■ TASK INSTRUCTIONS: Find each line with the word "macht" and state how many there are, nothing more.

■ DATA SHOWN:
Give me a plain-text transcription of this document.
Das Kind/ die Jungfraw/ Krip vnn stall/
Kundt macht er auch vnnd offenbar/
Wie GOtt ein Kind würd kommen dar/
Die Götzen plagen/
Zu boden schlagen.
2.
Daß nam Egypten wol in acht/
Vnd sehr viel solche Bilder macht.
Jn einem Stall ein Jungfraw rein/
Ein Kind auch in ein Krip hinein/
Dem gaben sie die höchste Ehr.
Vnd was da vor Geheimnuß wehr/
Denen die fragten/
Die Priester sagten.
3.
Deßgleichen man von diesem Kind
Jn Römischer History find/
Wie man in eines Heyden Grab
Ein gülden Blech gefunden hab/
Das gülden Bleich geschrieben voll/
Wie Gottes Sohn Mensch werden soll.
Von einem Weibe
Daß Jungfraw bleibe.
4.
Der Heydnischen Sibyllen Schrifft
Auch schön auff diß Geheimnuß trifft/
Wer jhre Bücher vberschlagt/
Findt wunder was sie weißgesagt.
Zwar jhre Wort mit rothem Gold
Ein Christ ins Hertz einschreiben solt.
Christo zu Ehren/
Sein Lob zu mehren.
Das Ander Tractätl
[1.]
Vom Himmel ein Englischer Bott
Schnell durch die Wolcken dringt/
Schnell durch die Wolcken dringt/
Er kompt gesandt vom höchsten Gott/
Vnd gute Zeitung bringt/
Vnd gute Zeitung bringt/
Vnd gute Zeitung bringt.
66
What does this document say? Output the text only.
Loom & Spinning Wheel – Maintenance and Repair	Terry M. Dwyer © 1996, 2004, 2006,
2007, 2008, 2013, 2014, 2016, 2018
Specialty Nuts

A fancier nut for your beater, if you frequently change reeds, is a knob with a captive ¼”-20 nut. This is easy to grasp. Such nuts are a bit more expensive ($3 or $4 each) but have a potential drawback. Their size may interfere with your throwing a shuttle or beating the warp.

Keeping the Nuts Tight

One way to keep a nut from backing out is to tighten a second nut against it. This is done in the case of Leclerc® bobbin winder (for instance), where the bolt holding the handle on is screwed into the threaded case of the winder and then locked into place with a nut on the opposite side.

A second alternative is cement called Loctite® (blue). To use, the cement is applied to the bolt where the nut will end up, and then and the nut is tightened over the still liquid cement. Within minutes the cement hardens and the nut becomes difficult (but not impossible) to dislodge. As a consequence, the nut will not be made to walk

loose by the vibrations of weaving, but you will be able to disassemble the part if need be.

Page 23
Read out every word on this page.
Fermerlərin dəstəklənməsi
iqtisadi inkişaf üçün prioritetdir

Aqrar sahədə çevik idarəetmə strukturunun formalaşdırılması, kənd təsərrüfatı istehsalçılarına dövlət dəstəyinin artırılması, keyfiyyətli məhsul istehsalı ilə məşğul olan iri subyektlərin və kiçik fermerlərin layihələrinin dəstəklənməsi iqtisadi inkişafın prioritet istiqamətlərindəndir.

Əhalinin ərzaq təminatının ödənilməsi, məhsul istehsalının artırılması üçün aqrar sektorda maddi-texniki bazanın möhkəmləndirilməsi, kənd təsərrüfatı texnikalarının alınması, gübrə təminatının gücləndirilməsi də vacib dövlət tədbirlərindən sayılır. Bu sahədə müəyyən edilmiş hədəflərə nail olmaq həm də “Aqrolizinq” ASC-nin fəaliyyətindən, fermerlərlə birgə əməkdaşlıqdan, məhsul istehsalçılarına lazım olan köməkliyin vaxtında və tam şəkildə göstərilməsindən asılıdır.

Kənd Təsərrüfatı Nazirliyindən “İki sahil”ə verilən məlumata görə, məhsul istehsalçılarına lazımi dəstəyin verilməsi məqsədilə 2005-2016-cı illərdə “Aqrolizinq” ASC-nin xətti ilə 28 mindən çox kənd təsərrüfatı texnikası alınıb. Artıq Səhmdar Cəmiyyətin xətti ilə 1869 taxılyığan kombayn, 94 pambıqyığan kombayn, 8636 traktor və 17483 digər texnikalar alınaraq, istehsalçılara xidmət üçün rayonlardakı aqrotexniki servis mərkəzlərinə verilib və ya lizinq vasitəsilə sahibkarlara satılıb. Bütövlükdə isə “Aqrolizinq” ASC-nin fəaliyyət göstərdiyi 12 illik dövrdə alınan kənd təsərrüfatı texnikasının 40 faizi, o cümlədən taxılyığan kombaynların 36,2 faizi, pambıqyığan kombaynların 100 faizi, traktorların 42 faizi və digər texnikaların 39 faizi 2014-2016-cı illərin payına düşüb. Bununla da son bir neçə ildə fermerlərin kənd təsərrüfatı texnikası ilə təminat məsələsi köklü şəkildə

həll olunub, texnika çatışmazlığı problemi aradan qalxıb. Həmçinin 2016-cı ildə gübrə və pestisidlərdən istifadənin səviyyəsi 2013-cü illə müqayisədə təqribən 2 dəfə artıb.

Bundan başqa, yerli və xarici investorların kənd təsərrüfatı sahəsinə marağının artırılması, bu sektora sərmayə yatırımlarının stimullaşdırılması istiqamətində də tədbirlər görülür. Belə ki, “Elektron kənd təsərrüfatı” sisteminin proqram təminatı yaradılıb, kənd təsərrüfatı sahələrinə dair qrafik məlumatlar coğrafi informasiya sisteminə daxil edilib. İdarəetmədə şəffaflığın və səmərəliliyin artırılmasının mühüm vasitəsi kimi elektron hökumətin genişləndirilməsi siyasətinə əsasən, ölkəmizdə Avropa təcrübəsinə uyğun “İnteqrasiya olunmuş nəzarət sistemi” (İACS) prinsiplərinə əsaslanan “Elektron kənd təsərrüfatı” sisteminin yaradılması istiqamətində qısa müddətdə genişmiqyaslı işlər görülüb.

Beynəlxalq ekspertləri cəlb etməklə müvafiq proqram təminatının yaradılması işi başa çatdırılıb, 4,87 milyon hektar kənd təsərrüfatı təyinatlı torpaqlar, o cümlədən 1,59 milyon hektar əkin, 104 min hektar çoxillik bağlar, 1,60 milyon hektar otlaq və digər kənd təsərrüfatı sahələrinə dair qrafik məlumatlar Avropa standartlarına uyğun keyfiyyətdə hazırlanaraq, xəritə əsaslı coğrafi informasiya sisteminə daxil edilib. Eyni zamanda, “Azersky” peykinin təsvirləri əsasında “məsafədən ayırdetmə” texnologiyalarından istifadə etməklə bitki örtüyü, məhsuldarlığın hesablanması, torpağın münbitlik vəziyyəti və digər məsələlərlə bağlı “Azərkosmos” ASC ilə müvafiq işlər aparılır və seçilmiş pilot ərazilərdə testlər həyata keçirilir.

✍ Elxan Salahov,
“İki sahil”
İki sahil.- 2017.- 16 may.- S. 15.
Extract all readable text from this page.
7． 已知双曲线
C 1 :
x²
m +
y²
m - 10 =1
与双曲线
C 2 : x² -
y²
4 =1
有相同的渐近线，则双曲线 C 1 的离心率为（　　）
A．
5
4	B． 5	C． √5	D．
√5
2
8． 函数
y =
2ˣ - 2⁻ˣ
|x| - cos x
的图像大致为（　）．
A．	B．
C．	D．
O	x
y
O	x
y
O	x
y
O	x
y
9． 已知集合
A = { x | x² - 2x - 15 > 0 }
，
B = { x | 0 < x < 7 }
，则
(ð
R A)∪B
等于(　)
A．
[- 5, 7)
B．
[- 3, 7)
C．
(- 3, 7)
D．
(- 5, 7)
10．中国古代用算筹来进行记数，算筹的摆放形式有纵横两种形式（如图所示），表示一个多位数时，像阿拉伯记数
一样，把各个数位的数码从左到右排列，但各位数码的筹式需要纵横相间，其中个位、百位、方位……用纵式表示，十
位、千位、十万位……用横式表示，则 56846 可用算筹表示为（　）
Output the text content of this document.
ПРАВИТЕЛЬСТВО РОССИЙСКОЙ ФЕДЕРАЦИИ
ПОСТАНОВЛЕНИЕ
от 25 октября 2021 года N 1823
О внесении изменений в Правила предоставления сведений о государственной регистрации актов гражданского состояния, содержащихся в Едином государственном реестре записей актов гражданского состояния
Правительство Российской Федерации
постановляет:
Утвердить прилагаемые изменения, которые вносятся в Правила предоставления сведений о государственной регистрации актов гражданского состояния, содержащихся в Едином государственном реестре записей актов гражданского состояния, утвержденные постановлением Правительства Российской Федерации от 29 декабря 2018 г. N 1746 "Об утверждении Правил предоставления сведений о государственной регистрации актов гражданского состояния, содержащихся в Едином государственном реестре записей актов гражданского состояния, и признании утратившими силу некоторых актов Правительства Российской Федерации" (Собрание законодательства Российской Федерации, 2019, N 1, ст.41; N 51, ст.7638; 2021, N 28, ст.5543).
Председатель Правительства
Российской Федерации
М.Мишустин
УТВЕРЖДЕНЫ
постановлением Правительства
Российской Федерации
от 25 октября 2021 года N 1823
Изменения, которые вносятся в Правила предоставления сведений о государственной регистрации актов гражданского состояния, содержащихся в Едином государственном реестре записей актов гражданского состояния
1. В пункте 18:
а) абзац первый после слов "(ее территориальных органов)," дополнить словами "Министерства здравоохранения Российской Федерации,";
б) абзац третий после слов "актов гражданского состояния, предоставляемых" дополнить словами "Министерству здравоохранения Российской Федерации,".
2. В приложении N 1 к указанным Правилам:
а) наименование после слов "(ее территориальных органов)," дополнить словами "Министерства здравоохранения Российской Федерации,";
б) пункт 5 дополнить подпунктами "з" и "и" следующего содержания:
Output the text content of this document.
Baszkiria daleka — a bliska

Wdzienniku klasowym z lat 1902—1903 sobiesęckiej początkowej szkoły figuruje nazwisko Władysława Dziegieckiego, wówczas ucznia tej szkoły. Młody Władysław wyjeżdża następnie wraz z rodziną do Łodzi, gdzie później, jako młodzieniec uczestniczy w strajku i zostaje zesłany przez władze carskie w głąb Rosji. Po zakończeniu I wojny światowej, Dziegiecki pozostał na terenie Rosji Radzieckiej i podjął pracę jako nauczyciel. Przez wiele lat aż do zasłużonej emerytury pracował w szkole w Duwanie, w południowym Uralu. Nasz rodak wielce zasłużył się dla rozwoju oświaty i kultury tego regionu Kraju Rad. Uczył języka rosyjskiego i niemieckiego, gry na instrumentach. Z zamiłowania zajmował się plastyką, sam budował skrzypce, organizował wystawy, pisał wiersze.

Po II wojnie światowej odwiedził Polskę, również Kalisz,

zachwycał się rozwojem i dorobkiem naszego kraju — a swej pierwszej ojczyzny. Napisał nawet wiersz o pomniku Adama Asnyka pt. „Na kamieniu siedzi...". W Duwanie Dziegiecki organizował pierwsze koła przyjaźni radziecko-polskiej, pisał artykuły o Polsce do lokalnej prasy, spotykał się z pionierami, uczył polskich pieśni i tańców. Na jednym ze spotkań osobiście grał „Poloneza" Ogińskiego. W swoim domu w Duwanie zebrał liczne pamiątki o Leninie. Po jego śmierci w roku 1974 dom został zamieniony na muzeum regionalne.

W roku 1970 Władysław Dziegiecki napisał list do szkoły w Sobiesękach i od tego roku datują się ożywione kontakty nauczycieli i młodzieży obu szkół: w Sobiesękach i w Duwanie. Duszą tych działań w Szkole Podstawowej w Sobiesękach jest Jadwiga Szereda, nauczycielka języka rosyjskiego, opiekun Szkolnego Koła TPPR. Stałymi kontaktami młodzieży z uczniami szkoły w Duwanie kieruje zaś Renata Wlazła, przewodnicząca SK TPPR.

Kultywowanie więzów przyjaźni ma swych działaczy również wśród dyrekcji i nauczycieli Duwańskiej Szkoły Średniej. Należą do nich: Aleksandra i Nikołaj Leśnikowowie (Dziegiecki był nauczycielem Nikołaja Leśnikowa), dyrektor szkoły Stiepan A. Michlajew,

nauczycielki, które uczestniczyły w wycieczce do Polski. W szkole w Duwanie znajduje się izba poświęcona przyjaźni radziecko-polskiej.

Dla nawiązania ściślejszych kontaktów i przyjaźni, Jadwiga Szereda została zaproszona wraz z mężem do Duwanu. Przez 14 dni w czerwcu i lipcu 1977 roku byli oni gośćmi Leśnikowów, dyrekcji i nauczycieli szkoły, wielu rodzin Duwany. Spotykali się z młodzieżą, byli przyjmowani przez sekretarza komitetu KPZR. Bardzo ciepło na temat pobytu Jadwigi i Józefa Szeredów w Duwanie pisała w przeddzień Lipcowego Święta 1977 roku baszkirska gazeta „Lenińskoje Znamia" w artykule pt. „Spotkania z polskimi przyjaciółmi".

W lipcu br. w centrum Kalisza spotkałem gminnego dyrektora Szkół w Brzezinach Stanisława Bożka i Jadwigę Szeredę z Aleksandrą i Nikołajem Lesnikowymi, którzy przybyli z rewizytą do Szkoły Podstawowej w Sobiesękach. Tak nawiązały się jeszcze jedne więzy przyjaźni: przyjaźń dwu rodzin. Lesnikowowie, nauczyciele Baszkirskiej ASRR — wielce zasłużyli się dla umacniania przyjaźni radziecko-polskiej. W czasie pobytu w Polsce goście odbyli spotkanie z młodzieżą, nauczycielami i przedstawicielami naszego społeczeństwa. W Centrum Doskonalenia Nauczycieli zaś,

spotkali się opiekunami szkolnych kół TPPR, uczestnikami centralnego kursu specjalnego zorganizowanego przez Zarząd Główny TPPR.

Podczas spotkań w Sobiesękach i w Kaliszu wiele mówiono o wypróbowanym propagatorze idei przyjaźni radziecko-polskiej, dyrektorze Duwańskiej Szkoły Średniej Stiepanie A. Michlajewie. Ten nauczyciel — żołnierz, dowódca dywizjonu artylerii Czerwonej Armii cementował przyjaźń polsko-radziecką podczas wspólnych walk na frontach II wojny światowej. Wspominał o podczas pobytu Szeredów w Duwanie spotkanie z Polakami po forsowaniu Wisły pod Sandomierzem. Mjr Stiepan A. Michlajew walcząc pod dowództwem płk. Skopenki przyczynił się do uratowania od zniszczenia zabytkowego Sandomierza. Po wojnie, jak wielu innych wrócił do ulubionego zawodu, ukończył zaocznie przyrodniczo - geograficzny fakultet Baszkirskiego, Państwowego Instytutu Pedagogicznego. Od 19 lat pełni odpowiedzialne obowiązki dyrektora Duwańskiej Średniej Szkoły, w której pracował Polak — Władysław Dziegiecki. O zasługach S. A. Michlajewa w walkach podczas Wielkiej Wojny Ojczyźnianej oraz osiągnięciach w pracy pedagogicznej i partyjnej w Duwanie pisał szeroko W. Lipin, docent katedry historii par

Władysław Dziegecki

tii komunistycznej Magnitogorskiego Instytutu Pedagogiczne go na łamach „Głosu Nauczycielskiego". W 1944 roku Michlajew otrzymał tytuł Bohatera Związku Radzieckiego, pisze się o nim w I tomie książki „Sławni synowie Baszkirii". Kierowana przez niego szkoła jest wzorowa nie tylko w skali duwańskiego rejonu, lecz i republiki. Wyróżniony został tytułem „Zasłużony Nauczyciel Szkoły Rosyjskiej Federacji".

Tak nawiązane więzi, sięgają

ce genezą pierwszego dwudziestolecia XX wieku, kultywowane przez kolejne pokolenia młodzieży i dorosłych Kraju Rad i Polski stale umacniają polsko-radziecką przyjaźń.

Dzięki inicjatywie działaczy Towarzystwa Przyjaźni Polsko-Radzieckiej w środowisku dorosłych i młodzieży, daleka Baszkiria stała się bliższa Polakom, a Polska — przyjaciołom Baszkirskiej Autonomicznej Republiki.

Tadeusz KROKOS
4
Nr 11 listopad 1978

■ CORRECT ANSWER: 2